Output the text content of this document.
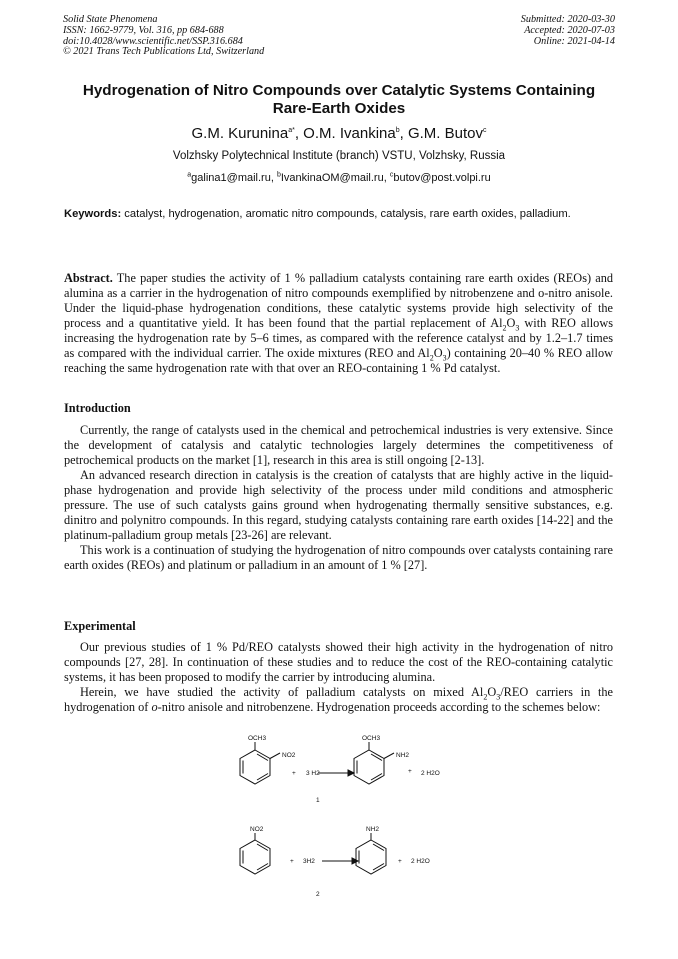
Solid State Phenomena
ISSN: 1662-9779, Vol. 316, pp 684-688
doi:10.4028/www.scientific.net/SSP.316.684
© 2021 Trans Tech Publications Ltd, Switzerland
Submitted: 2020-03-30
Accepted: 2020-07-03
Online: 2021-04-14
Hydrogenation of Nitro Compounds over Catalytic Systems Containing
Rare-Earth Oxides
G.M. Kurunina$^{a*}$, O.M. Ivankina$^b$, G.M. Butov$^c$
Volzhsky Polytechnical Institute (branch) VSTU, Volzhsky, Russia
$^a$galina1@mail.ru, $^b$IvankinaOM@mail.ru, $^c$butov@post.volpi.ru
Keywords: catalyst, hydrogenation, aromatic nitro compounds, catalysis, rare earth oxides, palladium.

Abstract. The paper studies the activity of 1 % palladium catalysts containing rare earth oxides (REOs) and alumina as a carrier in the hydrogenation of nitro compounds exemplified by nitrobenzene and o-nitro anisole. Under the liquid-phase hydrogenation conditions, these catalytic systems provide high selectivity of the process and a quantitative yield. It has been found that the partial replacement of $Al_2O_3$ with REO allows increasing the hydrogenation rate by 5–6 times, as compared with the reference catalyst and by 1.2–1.7 times as compared with the individual carrier. The oxide mixtures (REO and $Al_2O_3$) containing 20–40 % REO allow reaching the same hydrogenation rate with that over an REO-containing 1 % Pd catalyst.

Introduction

Currently, the range of catalysts used in the chemical and petrochemical industries is very extensive. Since the development of catalysis and catalytic technologies largely determines the competitiveness of petrochemical products on the market [1], research in this area is still ongoing [2-13].

An advanced research direction in catalysis is the creation of catalysts that are highly active in the liquid-phase hydrogenation and provide high selectivity of the process under mild conditions and atmospheric pressure. The use of such catalysts gains ground when hydrogenating thermally sensitive substances, e.g. dinitro and polynitro compounds. In this regard, studying catalysts containing rare earth oxides [14-22] and the platinum-palladium group metals [23-26] are relevant.

This work is a continuation of studying the hydrogenation of nitro compounds over catalysts containing rare earth oxides (REOs) and platinum or palladium in an amount of 1 % [27].

Experimental

Our previous studies of 1 % Pd/REO catalysts showed their high activity in the hydrogenation of nitro compounds [27, 28]. In continuation of these studies and to reduce the cost of the REO-containing catalytic systems, it has been proposed to modify the carrier by introducing alumina.

Herein, we have studied the activity of palladium catalysts on mixed $Al_2O_3$/REO carriers in the hydrogenation of o-nitro anisole and nitrobenzene. Hydrogenation proceeds according to the schemes below:

OCH3
NO2
+ 3 H2
OCH3
NH2
+ 2 H2O
1
NO2
+ 3H2
NH2
+ 2 H2O
2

- YOUR INSTRUCTIONS -
Extract every line containing the string "studying" from the material.

- THE RESPONSE -
An advanced research direction in catalysis is the creation of catalysts that are highly active in the liquid-phase hydrogenation and provide high selectivity of the process under mild conditions and atmospheric pressure. The use of such catalysts gains ground when hydrogenating thermally sensitive substances, e.g. dinitro and polynitro compounds. In this regard, studying catalysts containing rare earth oxides [14-22] and the platinum-palladium group metals [23-26] are relevant.
This work is a continuation of studying the hydrogenation of nitro compounds over catalysts containing rare earth oxides (REOs) and platinum or palladium in an amount of 1 % [27].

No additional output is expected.